REQUIRED WORK
Retype each line of the material exactly, please, skipping any picture in it.

— Begin RECORDS TO USE —

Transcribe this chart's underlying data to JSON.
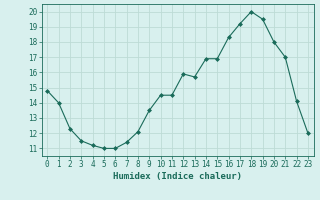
{
  "x": [
    0,
    1,
    2,
    3,
    4,
    5,
    6,
    7,
    8,
    9,
    10,
    11,
    12,
    13,
    14,
    15,
    16,
    17,
    18,
    19,
    20,
    21,
    22,
    23
  ],
  "y": [
    14.8,
    14.0,
    12.3,
    11.5,
    11.2,
    11.0,
    11.0,
    11.4,
    12.1,
    13.5,
    14.5,
    14.5,
    15.9,
    15.7,
    16.9,
    16.9,
    18.3,
    19.2,
    20.0,
    19.5,
    18.0,
    17.0,
    14.1,
    12.0
  ],
  "line_color": "#1a6b5a",
  "marker": "D",
  "marker_size": 2.0,
  "bg_color": "#d8f0ee",
  "grid_color": "#bddbd6",
  "tick_color": "#1a6b5a",
  "xlabel": "Humidex (Indice chaleur)",
  "xlim": [
    -0.5,
    23.5
  ],
  "ylim": [
    10.5,
    20.5
  ],
  "yticks": [
    11,
    12,
    13,
    14,
    15,
    16,
    17,
    18,
    19,
    20
  ],
  "xticks": [
    0,
    1,
    2,
    3,
    4,
    5,
    6,
    7,
    8,
    9,
    10,
    11,
    12,
    13,
    14,
    15,
    16,
    17,
    18,
    19,
    20,
    21,
    22,
    23
  ],
  "tick_fontsize": 5.5,
  "xlabel_fontsize": 6.5
}
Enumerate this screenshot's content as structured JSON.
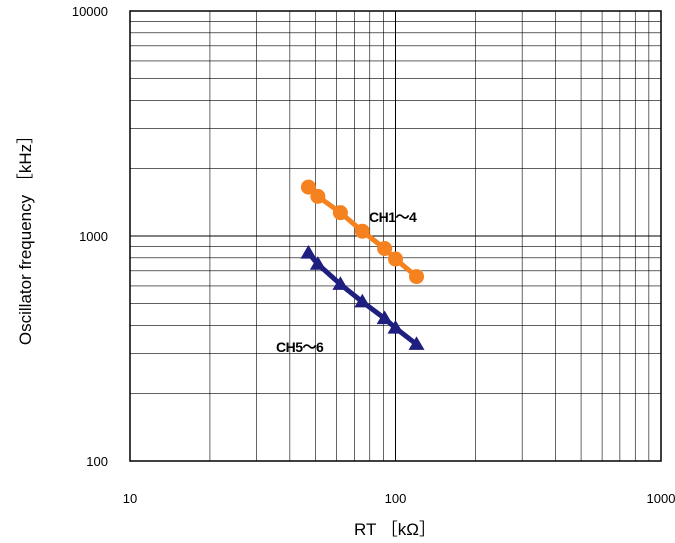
{
  "chart_data": {
    "type": "line",
    "xlabel": "RT ［kΩ］",
    "ylabel": "Oscillator frequency ［kHz］",
    "x_scale": "log",
    "y_scale": "log",
    "xlim": [
      10,
      1000
    ],
    "ylim": [
      100,
      10000
    ],
    "x_ticks": [
      "10",
      "100",
      "1000"
    ],
    "y_ticks": [
      "100",
      "1000",
      "10000"
    ],
    "grid": true,
    "series": [
      {
        "name": "CH1～4",
        "color": "#f5821f",
        "marker": "circle",
        "x": [
          47,
          51,
          62,
          75,
          91,
          100,
          120
        ],
        "y": [
          1650,
          1500,
          1270,
          1050,
          880,
          790,
          660
        ]
      },
      {
        "name": "CH5～6",
        "color": "#1f1f80",
        "marker": "triangle",
        "x": [
          47,
          51,
          62,
          75,
          91,
          100,
          120
        ],
        "y": [
          840,
          750,
          610,
          510,
          430,
          390,
          330
        ]
      }
    ]
  }
}
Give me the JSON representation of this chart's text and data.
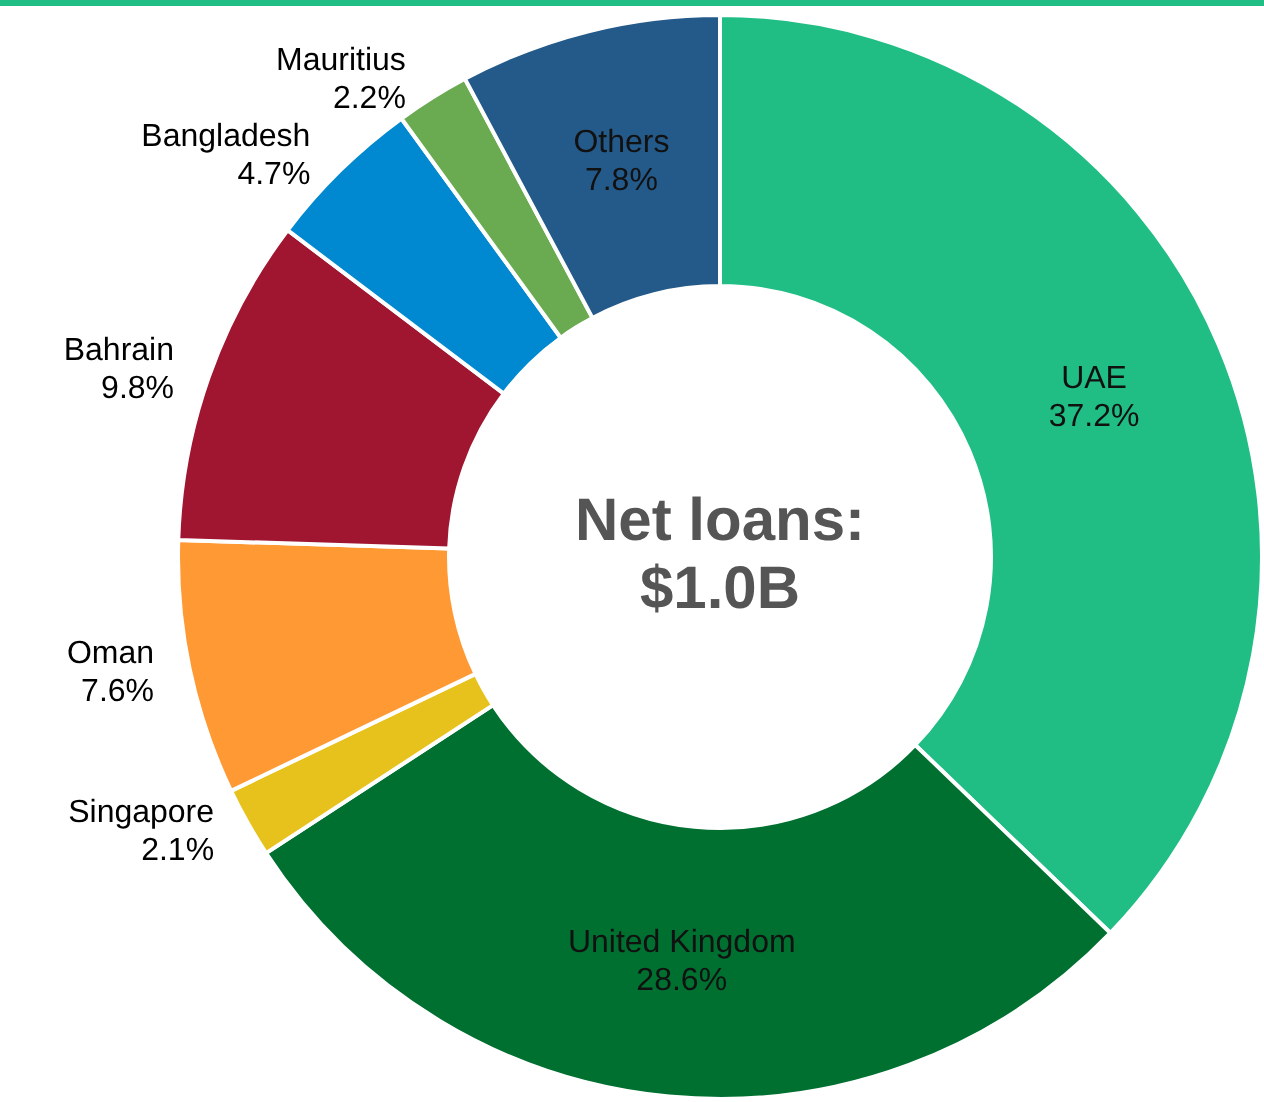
{
  "chart_data": {
    "type": "donut",
    "title": "Net loans: $1.0B",
    "categories": [
      "UAE",
      "United Kingdom",
      "Singapore",
      "Oman",
      "Bahrain",
      "Bangladesh",
      "Mauritius",
      "Others"
    ],
    "values": [
      37.2,
      28.6,
      2.1,
      7.6,
      9.8,
      4.7,
      2.2,
      7.8
    ],
    "colors": [
      "#20be85",
      "#007030",
      "#e8c21c",
      "#ff9933",
      "#a01530",
      "#0088d0",
      "#6aaa50",
      "#245a8a"
    ],
    "value_labels": [
      "37.2%",
      "28.6%",
      "2.1%",
      "7.6%",
      "9.8%",
      "4.7%",
      "2.2%",
      "7.8%"
    ],
    "legend": false
  }
}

— End RECORDS TO USE —

SOLUTION
Transcribe this chart's underlying data to JSON.
{
  "x": [
    0,
    1,
    2,
    3,
    4,
    5,
    6,
    7,
    8,
    9,
    10,
    11,
    12,
    13,
    14,
    15,
    16,
    17,
    18,
    19,
    20,
    21,
    22,
    23
  ],
  "y": [
    14.8,
    14.0,
    12.3,
    11.5,
    11.2,
    11.0,
    11.0,
    11.4,
    12.1,
    13.5,
    14.5,
    14.5,
    15.9,
    15.7,
    16.9,
    16.9,
    18.3,
    19.2,
    20.0,
    19.5,
    18.0,
    17.0,
    14.1,
    12.0
  ],
  "line_color": "#1a6b5a",
  "marker": "D",
  "marker_size": 2.0,
  "bg_color": "#d8f0ee",
  "grid_color": "#bddbd6",
  "tick_color": "#1a6b5a",
  "xlabel": "Humidex (Indice chaleur)",
  "xlim": [
    -0.5,
    23.5
  ],
  "ylim": [
    10.5,
    20.5
  ],
  "yticks": [
    11,
    12,
    13,
    14,
    15,
    16,
    17,
    18,
    19,
    20
  ],
  "xticks": [
    0,
    1,
    2,
    3,
    4,
    5,
    6,
    7,
    8,
    9,
    10,
    11,
    12,
    13,
    14,
    15,
    16,
    17,
    18,
    19,
    20,
    21,
    22,
    23
  ],
  "tick_fontsize": 5.5,
  "xlabel_fontsize": 6.5
}
Enumerate this screenshot's content as structured JSON.
{
  "chart_data": {
    "type": "line",
    "xlabel": "RT ［kΩ］",
    "ylabel": "Oscillator frequency ［kHz］",
    "x_scale": "log",
    "y_scale": "log",
    "xlim": [
      10,
      1000
    ],
    "ylim": [
      100,
      10000
    ],
    "x_ticks": [
      "10",
      "100",
      "1000"
    ],
    "y_ticks": [
      "100",
      "1000",
      "10000"
    ],
    "grid": true,
    "series": [
      {
        "name": "CH1～4",
        "color": "#f5821f",
        "marker": "circle",
        "x": [
          47,
          51,
          62,
          75,
          91,
          100,
          120
        ],
        "y": [
          1650,
          1500,
          1270,
          1050,
          880,
          790,
          660
        ]
      },
      {
        "name": "CH5～6",
        "color": "#1f1f80",
        "marker": "triangle",
        "x": [
          47,
          51,
          62,
          75,
          91,
          100,
          120
        ],
        "y": [
          840,
          750,
          610,
          510,
          430,
          390,
          330
        ]
      }
    ]
  }
}
Give me the JSON representation of this chart's text and data.
{
  "chart_data": {
    "type": "donut",
    "title": "Net loans: $1.0B",
    "categories": [
      "UAE",
      "United Kingdom",
      "Singapore",
      "Oman",
      "Bahrain",
      "Bangladesh",
      "Mauritius",
      "Others"
    ],
    "values": [
      37.2,
      28.6,
      2.1,
      7.6,
      9.8,
      4.7,
      2.2,
      7.8
    ],
    "colors": [
      "#20be85",
      "#007030",
      "#e8c21c",
      "#ff9933",
      "#a01530",
      "#0088d0",
      "#6aaa50",
      "#245a8a"
    ],
    "value_labels": [
      "37.2%",
      "28.6%",
      "2.1%",
      "7.6%",
      "9.8%",
      "4.7%",
      "2.2%",
      "7.8%"
    ],
    "legend": false
  }
}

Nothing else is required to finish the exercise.